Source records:
((

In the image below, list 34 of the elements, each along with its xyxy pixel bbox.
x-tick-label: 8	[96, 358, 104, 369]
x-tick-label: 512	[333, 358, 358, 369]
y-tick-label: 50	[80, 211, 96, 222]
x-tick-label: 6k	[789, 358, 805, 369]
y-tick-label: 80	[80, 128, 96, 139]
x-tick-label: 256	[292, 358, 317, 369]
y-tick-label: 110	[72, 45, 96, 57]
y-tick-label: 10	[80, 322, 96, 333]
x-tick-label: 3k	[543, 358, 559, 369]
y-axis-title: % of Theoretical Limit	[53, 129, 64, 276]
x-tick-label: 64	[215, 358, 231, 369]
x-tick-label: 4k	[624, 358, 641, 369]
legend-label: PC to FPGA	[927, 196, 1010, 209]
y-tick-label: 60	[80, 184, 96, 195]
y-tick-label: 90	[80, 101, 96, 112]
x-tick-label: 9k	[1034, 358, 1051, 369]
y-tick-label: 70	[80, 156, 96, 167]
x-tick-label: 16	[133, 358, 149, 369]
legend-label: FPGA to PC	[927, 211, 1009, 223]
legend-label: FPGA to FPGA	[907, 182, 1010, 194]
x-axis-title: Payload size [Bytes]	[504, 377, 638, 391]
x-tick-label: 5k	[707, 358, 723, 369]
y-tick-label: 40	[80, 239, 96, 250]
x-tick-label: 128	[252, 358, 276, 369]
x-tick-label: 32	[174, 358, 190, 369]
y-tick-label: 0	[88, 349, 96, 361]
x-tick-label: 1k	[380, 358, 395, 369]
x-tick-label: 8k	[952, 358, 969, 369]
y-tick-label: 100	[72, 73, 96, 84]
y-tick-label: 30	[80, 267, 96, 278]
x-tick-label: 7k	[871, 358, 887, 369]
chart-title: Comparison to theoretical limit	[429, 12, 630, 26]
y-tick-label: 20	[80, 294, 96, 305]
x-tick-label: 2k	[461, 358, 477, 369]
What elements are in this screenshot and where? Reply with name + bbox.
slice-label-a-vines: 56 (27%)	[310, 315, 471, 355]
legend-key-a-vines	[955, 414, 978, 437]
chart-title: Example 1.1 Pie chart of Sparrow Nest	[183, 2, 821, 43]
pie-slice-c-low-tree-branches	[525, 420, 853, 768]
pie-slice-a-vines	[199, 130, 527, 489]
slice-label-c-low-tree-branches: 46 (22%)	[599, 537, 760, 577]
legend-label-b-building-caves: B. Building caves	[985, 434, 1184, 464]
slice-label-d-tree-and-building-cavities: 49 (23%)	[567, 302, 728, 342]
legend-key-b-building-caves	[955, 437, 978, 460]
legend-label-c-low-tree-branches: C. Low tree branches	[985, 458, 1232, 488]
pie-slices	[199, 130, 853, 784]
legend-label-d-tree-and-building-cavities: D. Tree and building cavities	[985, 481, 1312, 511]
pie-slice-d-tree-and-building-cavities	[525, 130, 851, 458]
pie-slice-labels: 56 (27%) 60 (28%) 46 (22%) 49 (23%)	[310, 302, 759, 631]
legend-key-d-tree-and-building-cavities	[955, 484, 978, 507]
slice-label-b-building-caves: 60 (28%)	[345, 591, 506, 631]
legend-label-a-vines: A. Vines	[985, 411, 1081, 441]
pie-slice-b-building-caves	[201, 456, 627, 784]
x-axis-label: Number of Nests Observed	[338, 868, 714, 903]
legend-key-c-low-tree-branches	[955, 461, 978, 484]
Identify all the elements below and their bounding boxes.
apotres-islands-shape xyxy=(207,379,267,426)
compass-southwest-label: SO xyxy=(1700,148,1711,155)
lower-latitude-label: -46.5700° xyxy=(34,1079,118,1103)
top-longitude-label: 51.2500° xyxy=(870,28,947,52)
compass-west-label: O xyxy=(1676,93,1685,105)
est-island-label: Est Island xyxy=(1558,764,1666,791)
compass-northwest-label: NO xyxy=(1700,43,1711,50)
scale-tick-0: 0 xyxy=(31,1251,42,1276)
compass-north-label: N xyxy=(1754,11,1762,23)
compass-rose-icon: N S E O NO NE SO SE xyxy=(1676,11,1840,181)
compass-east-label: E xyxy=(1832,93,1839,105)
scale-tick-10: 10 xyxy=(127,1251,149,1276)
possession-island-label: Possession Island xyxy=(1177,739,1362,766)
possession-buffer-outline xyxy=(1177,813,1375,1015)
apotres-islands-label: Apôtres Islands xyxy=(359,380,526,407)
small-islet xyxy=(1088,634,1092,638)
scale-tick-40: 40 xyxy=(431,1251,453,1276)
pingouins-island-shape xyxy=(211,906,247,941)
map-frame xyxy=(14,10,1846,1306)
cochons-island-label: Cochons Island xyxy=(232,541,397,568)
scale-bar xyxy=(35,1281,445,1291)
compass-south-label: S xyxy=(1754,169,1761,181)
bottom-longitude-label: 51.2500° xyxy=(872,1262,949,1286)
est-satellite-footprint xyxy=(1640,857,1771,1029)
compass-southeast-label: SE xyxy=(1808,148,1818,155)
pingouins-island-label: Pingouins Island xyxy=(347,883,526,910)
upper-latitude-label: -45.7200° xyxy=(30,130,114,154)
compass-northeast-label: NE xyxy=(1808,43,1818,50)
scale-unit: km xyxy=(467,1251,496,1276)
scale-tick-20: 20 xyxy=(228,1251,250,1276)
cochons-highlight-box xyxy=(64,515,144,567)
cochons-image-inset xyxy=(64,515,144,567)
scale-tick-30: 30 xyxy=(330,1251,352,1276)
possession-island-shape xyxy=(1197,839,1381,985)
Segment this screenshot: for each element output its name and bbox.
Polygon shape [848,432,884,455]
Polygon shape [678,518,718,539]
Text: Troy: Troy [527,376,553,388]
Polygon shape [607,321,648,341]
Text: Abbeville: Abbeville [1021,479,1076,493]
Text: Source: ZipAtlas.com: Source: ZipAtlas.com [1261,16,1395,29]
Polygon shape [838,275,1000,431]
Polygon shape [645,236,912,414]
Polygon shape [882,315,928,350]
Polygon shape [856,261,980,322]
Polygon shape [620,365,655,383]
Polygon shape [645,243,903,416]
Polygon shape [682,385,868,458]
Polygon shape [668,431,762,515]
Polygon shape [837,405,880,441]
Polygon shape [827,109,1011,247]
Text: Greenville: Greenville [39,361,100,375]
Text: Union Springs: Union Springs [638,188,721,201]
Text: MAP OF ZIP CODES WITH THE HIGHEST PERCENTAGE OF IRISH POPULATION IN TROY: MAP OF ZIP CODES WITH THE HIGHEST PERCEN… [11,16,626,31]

))

## What you are asked to do
Print the entries from their first line through the line that contains "156, 96, 167]", including both of those lines, and reproduce every line verbatim.

## Complete answer
In the image below, list 34 of the elements, each along with its xyxy pixel bbox.
x-tick-label: 8	[96, 358, 104, 369]
x-tick-label: 512	[333, 358, 358, 369]
y-tick-label: 50	[80, 211, 96, 222]
x-tick-label: 6k	[789, 358, 805, 369]
y-tick-label: 80	[80, 128, 96, 139]
x-tick-label: 256	[292, 358, 317, 369]
y-tick-label: 110	[72, 45, 96, 57]
y-tick-label: 10	[80, 322, 96, 333]
x-tick-label: 3k	[543, 358, 559, 369]
y-axis-title: % of Theoretical Limit	[53, 129, 64, 276]
x-tick-label: 64	[215, 358, 231, 369]
x-tick-label: 4k	[624, 358, 641, 369]
legend-label: PC to FPGA	[927, 196, 1010, 209]
y-tick-label: 60	[80, 184, 96, 195]
y-tick-label: 90	[80, 101, 96, 112]
x-tick-label: 9k	[1034, 358, 1051, 369]
y-tick-label: 70	[80, 156, 96, 167]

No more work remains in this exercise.